[start]
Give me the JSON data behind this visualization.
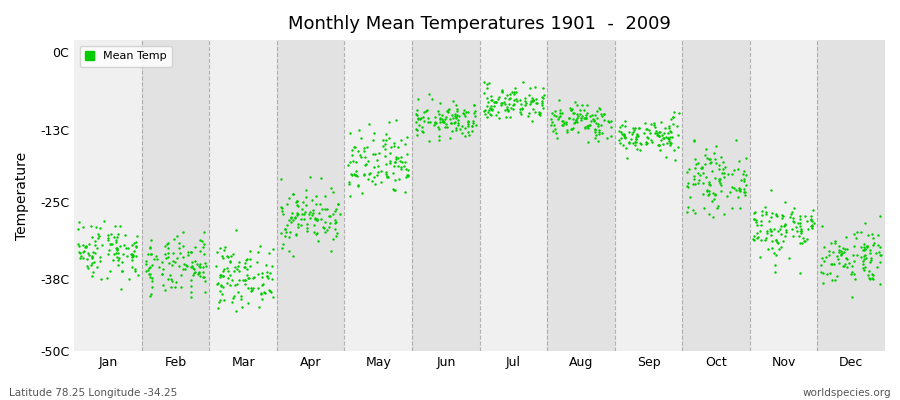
{
  "title": "Monthly Mean Temperatures 1901  -  2009",
  "ylabel": "Temperature",
  "ylim": [
    -50,
    2
  ],
  "yticks": [
    0,
    -13,
    -25,
    -38,
    -50
  ],
  "ytick_labels": [
    "0C",
    "-13C",
    "-25C",
    "-38C",
    "-50C"
  ],
  "months": [
    "Jan",
    "Feb",
    "Mar",
    "Apr",
    "May",
    "Jun",
    "Jul",
    "Aug",
    "Sep",
    "Oct",
    "Nov",
    "Dec"
  ],
  "month_means": [
    -33.0,
    -36.0,
    -37.5,
    -27.5,
    -19.0,
    -11.5,
    -8.5,
    -11.5,
    -14.0,
    -21.5,
    -29.5,
    -34.0
  ],
  "month_stds": [
    2.5,
    2.5,
    2.5,
    2.5,
    3.0,
    1.5,
    1.5,
    1.5,
    1.5,
    2.5,
    2.5,
    2.5
  ],
  "month_min_clamps": [
    -41,
    -43,
    -45,
    -35,
    -26,
    -15,
    -12,
    -15,
    -18,
    -30,
    -37,
    -41
  ],
  "month_max_clamps": [
    -26,
    -29,
    -29,
    -20,
    -11,
    -7,
    -5,
    -7,
    -10,
    -14,
    -23,
    -27
  ],
  "n_years": 109,
  "dot_color": "#00cc00",
  "dot_size": 3,
  "plot_bg_light": "#f0f0f0",
  "plot_bg_dark": "#e2e2e2",
  "outer_background": "#ffffff",
  "grid_color": "#888888",
  "legend_label": "Mean Temp",
  "footer_left": "Latitude 78.25 Longitude -34.25",
  "footer_right": "worldspecies.org",
  "seed": 42
}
[end]
Repeat the lines above exactly, and keep every picture out.

Give me the JSON data behind this visualization.
{
  "title": "Monthly Mean Temperatures 1901  -  2009",
  "ylabel": "Temperature",
  "ylim": [
    -50,
    2
  ],
  "yticks": [
    0,
    -13,
    -25,
    -38,
    -50
  ],
  "ytick_labels": [
    "0C",
    "-13C",
    "-25C",
    "-38C",
    "-50C"
  ],
  "months": [
    "Jan",
    "Feb",
    "Mar",
    "Apr",
    "May",
    "Jun",
    "Jul",
    "Aug",
    "Sep",
    "Oct",
    "Nov",
    "Dec"
  ],
  "month_means": [
    -33.0,
    -36.0,
    -37.5,
    -27.5,
    -19.0,
    -11.5,
    -8.5,
    -11.5,
    -14.0,
    -21.5,
    -29.5,
    -34.0
  ],
  "month_stds": [
    2.5,
    2.5,
    2.5,
    2.5,
    3.0,
    1.5,
    1.5,
    1.5,
    1.5,
    2.5,
    2.5,
    2.5
  ],
  "month_min_clamps": [
    -41,
    -43,
    -45,
    -35,
    -26,
    -15,
    -12,
    -15,
    -18,
    -30,
    -37,
    -41
  ],
  "month_max_clamps": [
    -26,
    -29,
    -29,
    -20,
    -11,
    -7,
    -5,
    -7,
    -10,
    -14,
    -23,
    -27
  ],
  "n_years": 109,
  "dot_color": "#00cc00",
  "dot_size": 3,
  "plot_bg_light": "#f0f0f0",
  "plot_bg_dark": "#e2e2e2",
  "outer_background": "#ffffff",
  "grid_color": "#888888",
  "legend_label": "Mean Temp",
  "footer_left": "Latitude 78.25 Longitude -34.25",
  "footer_right": "worldspecies.org",
  "seed": 42
}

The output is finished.